(Records)
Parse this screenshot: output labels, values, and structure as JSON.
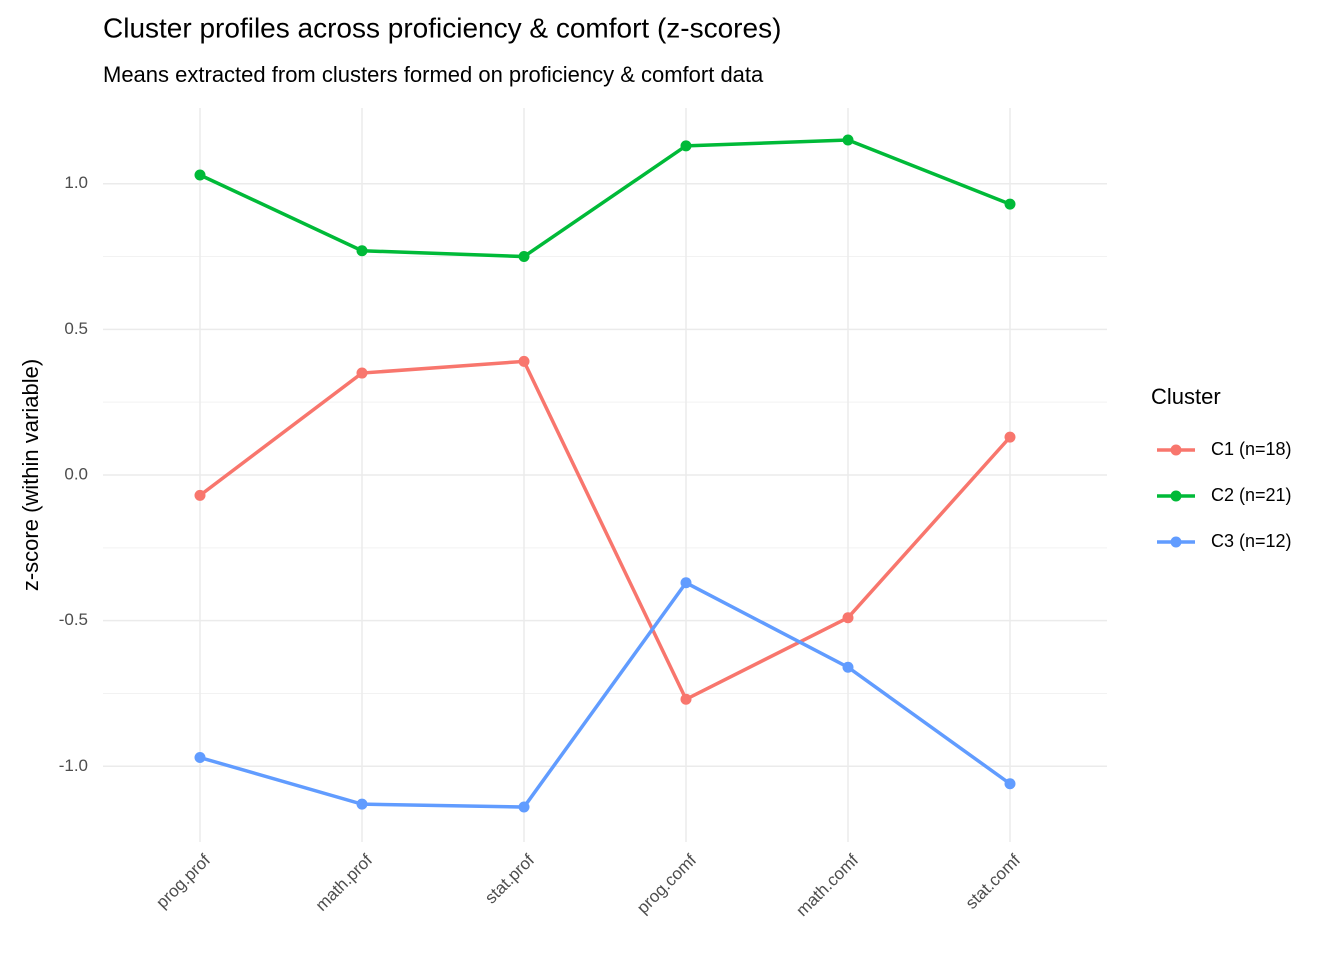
{
  "chart_data": {
    "type": "line",
    "title": "Cluster profiles across proficiency & comfort (z-scores)",
    "subtitle": "Means extracted from clusters formed on proficiency & comfort data",
    "y_label": "z-score (within variable)",
    "legend_title": "Cluster",
    "legend_position": "right",
    "grid": true,
    "categories": [
      "prog.prof",
      "math.prof",
      "stat.prof",
      "prog.comf",
      "math.comf",
      "stat.comf"
    ],
    "series": [
      {
        "name": "C1 (n=18)",
        "color": "#F8766D",
        "values": [
          -0.07,
          0.35,
          0.39,
          -0.77,
          -0.49,
          0.13
        ]
      },
      {
        "name": "C2 (n=21)",
        "color": "#00BA38",
        "values": [
          1.03,
          0.77,
          0.75,
          1.13,
          1.15,
          0.93
        ]
      },
      {
        "name": "C3 (n=12)",
        "color": "#619CFF",
        "values": [
          -0.97,
          -1.13,
          -1.14,
          -0.37,
          -0.66,
          -1.06
        ]
      }
    ],
    "ylim": [
      -1.26,
      1.26
    ],
    "yticks": [
      {
        "value": -1,
        "label": "-1.0"
      },
      -0.5,
      {
        "value": 0,
        "label": "0.0"
      },
      0.5,
      {
        "value": 1,
        "label": "1.0"
      }
    ]
  }
}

(Problem statement) Set down all the data again exactly as above, pictures excluded.

(Result of this task)
Parse this screenshot: output labels, values, and structure as JSON.
{
  "chart_data": {
    "type": "line",
    "title": "Cluster profiles across proficiency & comfort (z-scores)",
    "subtitle": "Means extracted from clusters formed on proficiency & comfort data",
    "y_label": "z-score (within variable)",
    "legend_title": "Cluster",
    "legend_position": "right",
    "grid": true,
    "categories": [
      "prog.prof",
      "math.prof",
      "stat.prof",
      "prog.comf",
      "math.comf",
      "stat.comf"
    ],
    "series": [
      {
        "name": "C1 (n=18)",
        "color": "#F8766D",
        "values": [
          -0.07,
          0.35,
          0.39,
          -0.77,
          -0.49,
          0.13
        ]
      },
      {
        "name": "C2 (n=21)",
        "color": "#00BA38",
        "values": [
          1.03,
          0.77,
          0.75,
          1.13,
          1.15,
          0.93
        ]
      },
      {
        "name": "C3 (n=12)",
        "color": "#619CFF",
        "values": [
          -0.97,
          -1.13,
          -1.14,
          -0.37,
          -0.66,
          -1.06
        ]
      }
    ],
    "ylim": [
      -1.26,
      1.26
    ],
    "yticks": [
      {
        "value": -1,
        "label": "-1.0"
      },
      -0.5,
      {
        "value": 0,
        "label": "0.0"
      },
      0.5,
      {
        "value": 1,
        "label": "1.0"
      }
    ]
  }
}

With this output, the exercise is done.